<<<<

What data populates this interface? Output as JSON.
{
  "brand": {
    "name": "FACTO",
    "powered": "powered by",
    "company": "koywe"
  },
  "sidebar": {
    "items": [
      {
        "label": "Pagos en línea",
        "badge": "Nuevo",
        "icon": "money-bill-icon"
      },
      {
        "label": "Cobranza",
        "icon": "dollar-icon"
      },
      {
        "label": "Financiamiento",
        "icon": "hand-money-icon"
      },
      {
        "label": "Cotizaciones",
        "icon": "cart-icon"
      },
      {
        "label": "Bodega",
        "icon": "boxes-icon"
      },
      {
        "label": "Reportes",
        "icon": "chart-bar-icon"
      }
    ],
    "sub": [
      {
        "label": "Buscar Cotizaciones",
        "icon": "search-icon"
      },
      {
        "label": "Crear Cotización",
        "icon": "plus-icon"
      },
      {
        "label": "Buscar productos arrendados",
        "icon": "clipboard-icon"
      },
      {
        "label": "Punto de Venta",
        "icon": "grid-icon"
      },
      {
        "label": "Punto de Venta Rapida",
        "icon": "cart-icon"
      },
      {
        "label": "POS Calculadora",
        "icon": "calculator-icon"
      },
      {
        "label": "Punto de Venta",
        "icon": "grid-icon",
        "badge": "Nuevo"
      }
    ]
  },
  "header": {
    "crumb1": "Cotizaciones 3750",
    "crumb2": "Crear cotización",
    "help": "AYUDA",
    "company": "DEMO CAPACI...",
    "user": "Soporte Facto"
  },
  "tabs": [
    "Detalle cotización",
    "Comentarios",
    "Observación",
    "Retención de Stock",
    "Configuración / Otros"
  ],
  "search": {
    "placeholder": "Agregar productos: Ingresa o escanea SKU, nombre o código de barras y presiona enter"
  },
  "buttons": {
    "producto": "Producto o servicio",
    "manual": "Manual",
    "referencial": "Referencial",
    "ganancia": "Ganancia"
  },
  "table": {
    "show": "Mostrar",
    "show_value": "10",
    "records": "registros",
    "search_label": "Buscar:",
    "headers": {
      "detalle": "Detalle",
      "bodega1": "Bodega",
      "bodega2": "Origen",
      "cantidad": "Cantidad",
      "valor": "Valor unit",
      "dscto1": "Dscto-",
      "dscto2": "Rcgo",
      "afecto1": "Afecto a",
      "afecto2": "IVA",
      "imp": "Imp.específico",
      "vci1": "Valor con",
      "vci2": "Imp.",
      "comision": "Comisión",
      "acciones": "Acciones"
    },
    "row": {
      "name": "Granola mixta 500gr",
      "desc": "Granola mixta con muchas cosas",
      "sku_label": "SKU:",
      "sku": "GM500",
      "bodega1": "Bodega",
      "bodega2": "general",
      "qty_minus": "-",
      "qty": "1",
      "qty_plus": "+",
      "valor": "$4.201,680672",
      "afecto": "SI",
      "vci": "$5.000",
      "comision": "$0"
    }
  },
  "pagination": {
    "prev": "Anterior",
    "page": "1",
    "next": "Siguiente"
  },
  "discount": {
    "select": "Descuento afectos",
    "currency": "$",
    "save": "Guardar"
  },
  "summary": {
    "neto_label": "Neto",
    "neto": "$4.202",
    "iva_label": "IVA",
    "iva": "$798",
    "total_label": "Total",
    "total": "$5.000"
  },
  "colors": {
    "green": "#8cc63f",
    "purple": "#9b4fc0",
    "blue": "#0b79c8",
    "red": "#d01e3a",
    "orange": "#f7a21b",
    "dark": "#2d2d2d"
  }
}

>>>>

• Task brief:
Could you transcribe the records in full, exactly?

• Written response:
What data populates this interface? Output as JSON.
{
  "brand": {
    "name": "FACTO",
    "powered": "powered by",
    "company": "koywe"
  },
  "sidebar": {
    "items": [
      {
        "label": "Pagos en línea",
        "badge": "Nuevo",
        "icon": "money-bill-icon"
      },
      {
        "label": "Cobranza",
        "icon": "dollar-icon"
      },
      {
        "label": "Financiamiento",
        "icon": "hand-money-icon"
      },
      {
        "label": "Cotizaciones",
        "icon": "cart-icon"
      },
      {
        "label": "Bodega",
        "icon": "boxes-icon"
      },
      {
        "label": "Reportes",
        "icon": "chart-bar-icon"
      }
    ],
    "sub": [
      {
        "label": "Buscar Cotizaciones",
        "icon": "search-icon"
      },
      {
        "label": "Crear Cotización",
        "icon": "plus-icon"
      },
      {
        "label": "Buscar productos arrendados",
        "icon": "clipboard-icon"
      },
      {
        "label": "Punto de Venta",
        "icon": "grid-icon"
      },
      {
        "label": "Punto de Venta Rapida",
        "icon": "cart-icon"
      },
      {
        "label": "POS Calculadora",
        "icon": "calculator-icon"
      },
      {
        "label": "Punto de Venta",
        "icon": "grid-icon",
        "badge": "Nuevo"
      }
    ]
  },
  "header": {
    "crumb1": "Cotizaciones 3750",
    "crumb2": "Crear cotización",
    "help": "AYUDA",
    "company": "DEMO CAPACI...",
    "user": "Soporte Facto"
  },
  "tabs": [
    "Detalle cotización",
    "Comentarios",
    "Observación",
    "Retención de Stock",
    "Configuración / Otros"
  ],
  "search": {
    "placeholder": "Agregar productos: Ingresa o escanea SKU, nombre o código de barras y presiona enter"
  },
  "buttons": {
    "producto": "Producto o servicio",
    "manual": "Manual",
    "referencial": "Referencial",
    "ganancia": "Ganancia"
  },
  "table": {
    "show": "Mostrar",
    "show_value": "10",
    "records": "registros",
    "search_label": "Buscar:",
    "headers": {
      "detalle": "Detalle",
      "bodega1": "Bodega",
      "bodega2": "Origen",
      "cantidad": "Cantidad",
      "valor": "Valor unit",
      "dscto1": "Dscto-",
      "dscto2": "Rcgo",
      "afecto1": "Afecto a",
      "afecto2": "IVA",
      "imp": "Imp.específico",
      "vci1": "Valor con",
      "vci2": "Imp.",
      "comision": "Comisión",
      "acciones": "Acciones"
    },
    "row": {
      "name": "Granola mixta 500gr",
      "desc": "Granola mixta con muchas cosas",
      "sku_label": "SKU:",
      "sku": "GM500",
      "bodega1": "Bodega",
      "bodega2": "general",
      "qty_minus": "-",
      "qty": "1",
      "qty_plus": "+",
      "valor": "$4.201,680672",
      "afecto": "SI",
      "vci": "$5.000",
      "comision": "$0"
    }
  },
  "pagination": {
    "prev": "Anterior",
    "page": "1",
    "next": "Siguiente"
  },
  "discount": {
    "select": "Descuento afectos",
    "currency": "$",
    "save": "Guardar"
  },
  "summary": {
    "neto_label": "Neto",
    "neto": "$4.202",
    "iva_label": "IVA",
    "iva": "$798",
    "total_label": "Total",
    "total": "$5.000"
  },
  "colors": {
    "green": "#8cc63f",
    "purple": "#9b4fc0",
    "blue": "#0b79c8",
    "red": "#d01e3a",
    "orange": "#f7a21b",
    "dark": "#2d2d2d"
  }
}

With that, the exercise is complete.